**Problem**
Copy out each line of the material below with no changes.

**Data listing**
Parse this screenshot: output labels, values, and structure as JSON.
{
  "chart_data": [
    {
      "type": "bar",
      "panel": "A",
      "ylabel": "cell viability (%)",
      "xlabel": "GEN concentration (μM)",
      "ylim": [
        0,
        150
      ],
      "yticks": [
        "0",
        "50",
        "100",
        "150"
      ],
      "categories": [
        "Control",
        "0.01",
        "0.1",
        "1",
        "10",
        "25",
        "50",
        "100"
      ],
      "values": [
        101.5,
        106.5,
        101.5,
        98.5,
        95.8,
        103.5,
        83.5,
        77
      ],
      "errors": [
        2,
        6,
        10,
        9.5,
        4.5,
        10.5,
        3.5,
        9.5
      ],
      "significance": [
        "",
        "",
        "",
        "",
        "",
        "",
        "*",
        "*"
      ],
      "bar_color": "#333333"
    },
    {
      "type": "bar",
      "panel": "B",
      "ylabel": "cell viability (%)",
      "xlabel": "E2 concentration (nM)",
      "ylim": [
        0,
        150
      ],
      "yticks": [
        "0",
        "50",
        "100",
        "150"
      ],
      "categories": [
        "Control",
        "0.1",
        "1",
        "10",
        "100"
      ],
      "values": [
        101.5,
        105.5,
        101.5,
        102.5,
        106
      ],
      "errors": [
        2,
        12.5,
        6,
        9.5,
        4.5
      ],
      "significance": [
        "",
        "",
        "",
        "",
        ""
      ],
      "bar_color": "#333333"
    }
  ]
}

**Solution to this exercise**
Parse this screenshot: output labels, values, and structure as JSON.
{
  "chart_data": [
    {
      "type": "bar",
      "panel": "A",
      "ylabel": "cell viability (%)",
      "xlabel": "GEN concentration (μM)",
      "ylim": [
        0,
        150
      ],
      "yticks": [
        "0",
        "50",
        "100",
        "150"
      ],
      "categories": [
        "Control",
        "0.01",
        "0.1",
        "1",
        "10",
        "25",
        "50",
        "100"
      ],
      "values": [
        101.5,
        106.5,
        101.5,
        98.5,
        95.8,
        103.5,
        83.5,
        77
      ],
      "errors": [
        2,
        6,
        10,
        9.5,
        4.5,
        10.5,
        3.5,
        9.5
      ],
      "significance": [
        "",
        "",
        "",
        "",
        "",
        "",
        "*",
        "*"
      ],
      "bar_color": "#333333"
    },
    {
      "type": "bar",
      "panel": "B",
      "ylabel": "cell viability (%)",
      "xlabel": "E2 concentration (nM)",
      "ylim": [
        0,
        150
      ],
      "yticks": [
        "0",
        "50",
        "100",
        "150"
      ],
      "categories": [
        "Control",
        "0.1",
        "1",
        "10",
        "100"
      ],
      "values": [
        101.5,
        105.5,
        101.5,
        102.5,
        106
      ],
      "errors": [
        2,
        12.5,
        6,
        9.5,
        4.5
      ],
      "significance": [
        "",
        "",
        "",
        "",
        ""
      ],
      "bar_color": "#333333"
    }
  ]
}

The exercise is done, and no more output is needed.